▶ [Exercise instructions]: Below are records; work out how many of their lines hold the string "unlocked" and give that number alone.
--- START Material for the task ---
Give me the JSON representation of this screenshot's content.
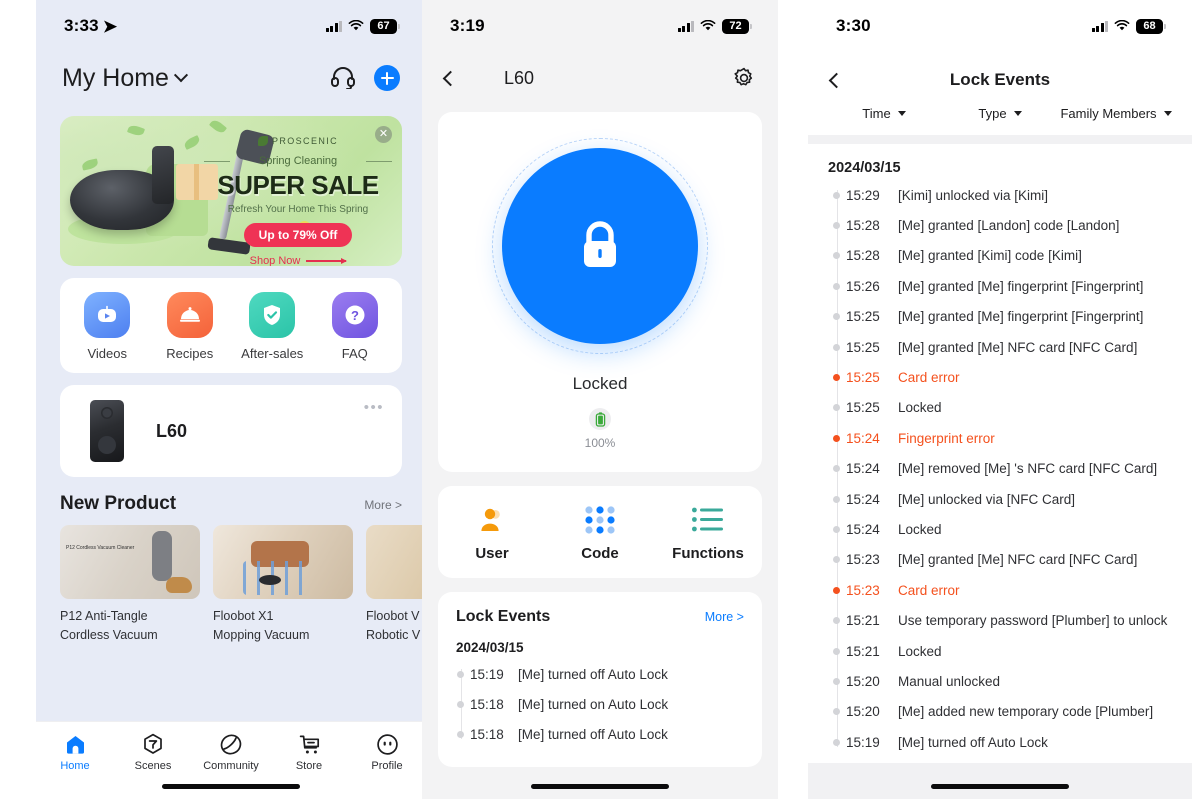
{
  "panel1": {
    "status": {
      "time": "3:33",
      "battery": "67",
      "location_icon": "location-arrow-icon",
      "wifi_icon": "wifi-icon",
      "signal_icon": "cellular-signal-icon"
    },
    "header": {
      "title": "My Home",
      "chevron_icon": "chevron-down-icon",
      "support_icon": "headset-icon",
      "add_icon": "plus-icon"
    },
    "banner": {
      "brand": "PROSCENIC",
      "eyebrow": "Spring Cleaning",
      "headline": "SUPER SALE",
      "tagline": "Refresh Your Home This Spring",
      "badge": "Up to 79% Off",
      "cta": "Shop Now",
      "close_icon": "close-icon"
    },
    "quick_actions": [
      {
        "label": "Videos",
        "icon": "play-video-icon"
      },
      {
        "label": "Recipes",
        "icon": "food-cover-icon"
      },
      {
        "label": "After-sales",
        "icon": "shield-check-icon"
      },
      {
        "label": "FAQ",
        "icon": "question-mark-icon"
      }
    ],
    "device": {
      "name": "L60",
      "more_icon": "more-dots-icon",
      "image": "smart-lock-image"
    },
    "new_product": {
      "title": "New Product",
      "more": "More >",
      "items": [
        {
          "name": "P12 Anti-Tangle\nCordless Vacuum",
          "caption": "P12 Cordless Vacuum Cleaner"
        },
        {
          "name": "Floobot X1\nMopping Vacuum",
          "caption": ""
        },
        {
          "name": "Floobot V\nRobotic V",
          "caption": ""
        }
      ]
    },
    "tabs": [
      {
        "label": "Home",
        "icon": "home-icon",
        "active": true
      },
      {
        "label": "Scenes",
        "icon": "scenes-icon",
        "active": false
      },
      {
        "label": "Community",
        "icon": "community-icon",
        "active": false
      },
      {
        "label": "Store",
        "icon": "cart-icon",
        "active": false
      },
      {
        "label": "Profile",
        "icon": "profile-icon",
        "active": false
      }
    ]
  },
  "panel2": {
    "status": {
      "time": "3:19",
      "battery": "72"
    },
    "header": {
      "title": "L60",
      "back_icon": "chevron-left-icon",
      "settings_icon": "gear-icon"
    },
    "lock": {
      "state": "Locked",
      "lock_icon": "padlock-closed-icon",
      "battery_percent": "100%",
      "battery_icon": "battery-full-icon"
    },
    "functions": [
      {
        "label": "User",
        "icon": "user-icon"
      },
      {
        "label": "Code",
        "icon": "keypad-dots-icon"
      },
      {
        "label": "Functions",
        "icon": "list-icon"
      }
    ],
    "events_card": {
      "title": "Lock Events",
      "more": "More >",
      "date": "2024/03/15",
      "rows": [
        {
          "time": "15:19",
          "text": "[Me] turned off Auto Lock",
          "error": false
        },
        {
          "time": "15:18",
          "text": "[Me] turned on Auto Lock",
          "error": false
        },
        {
          "time": "15:18",
          "text": "[Me] turned off Auto Lock",
          "error": false
        }
      ]
    }
  },
  "panel3": {
    "status": {
      "time": "3:30",
      "battery": "68"
    },
    "header": {
      "title": "Lock Events",
      "back_icon": "chevron-left-icon"
    },
    "filters": [
      {
        "label": "Time",
        "icon": "caret-down-icon"
      },
      {
        "label": "Type",
        "icon": "caret-down-icon"
      },
      {
        "label": "Family Members",
        "icon": "caret-down-icon"
      }
    ],
    "date": "2024/03/15",
    "events": [
      {
        "time": "15:29",
        "text": "[Kimi] unlocked via [Kimi]",
        "error": false
      },
      {
        "time": "15:28",
        "text": "[Me] granted [Landon] code [Landon]",
        "error": false
      },
      {
        "time": "15:28",
        "text": "[Me] granted [Kimi] code [Kimi]",
        "error": false
      },
      {
        "time": "15:26",
        "text": "[Me] granted [Me] fingerprint [Fingerprint]",
        "error": false
      },
      {
        "time": "15:25",
        "text": "[Me] granted [Me] fingerprint [Fingerprint]",
        "error": false
      },
      {
        "time": "15:25",
        "text": "[Me] granted [Me] NFC card [NFC Card]",
        "error": false
      },
      {
        "time": "15:25",
        "text": "Card error",
        "error": true
      },
      {
        "time": "15:25",
        "text": "Locked",
        "error": false
      },
      {
        "time": "15:24",
        "text": "Fingerprint error",
        "error": true
      },
      {
        "time": "15:24",
        "text": "[Me] removed [Me] 's NFC card [NFC Card]",
        "error": false
      },
      {
        "time": "15:24",
        "text": "[Me] unlocked via [NFC Card]",
        "error": false
      },
      {
        "time": "15:24",
        "text": "Locked",
        "error": false
      },
      {
        "time": "15:23",
        "text": "[Me] granted [Me] NFC card [NFC Card]",
        "error": false
      },
      {
        "time": "15:23",
        "text": "Card error",
        "error": true
      },
      {
        "time": "15:21",
        "text": "Use temporary password [Plumber] to unlock",
        "error": false
      },
      {
        "time": "15:21",
        "text": "Locked",
        "error": false
      },
      {
        "time": "15:20",
        "text": "Manual unlocked",
        "error": false
      },
      {
        "time": "15:20",
        "text": "[Me] added new temporary code [Plumber]",
        "error": false
      },
      {
        "time": "15:19",
        "text": "[Me] turned off Auto Lock",
        "error": false
      }
    ]
  },
  "colors": {
    "accent": "#0a7cff",
    "error": "#f4511e",
    "panel1_bg": "#e7ebf6",
    "panel2_bg": "#f3f3f4",
    "sale_badge": "#ef3355"
  }
}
--- END Material for the task ---
▶ [The solution]: 3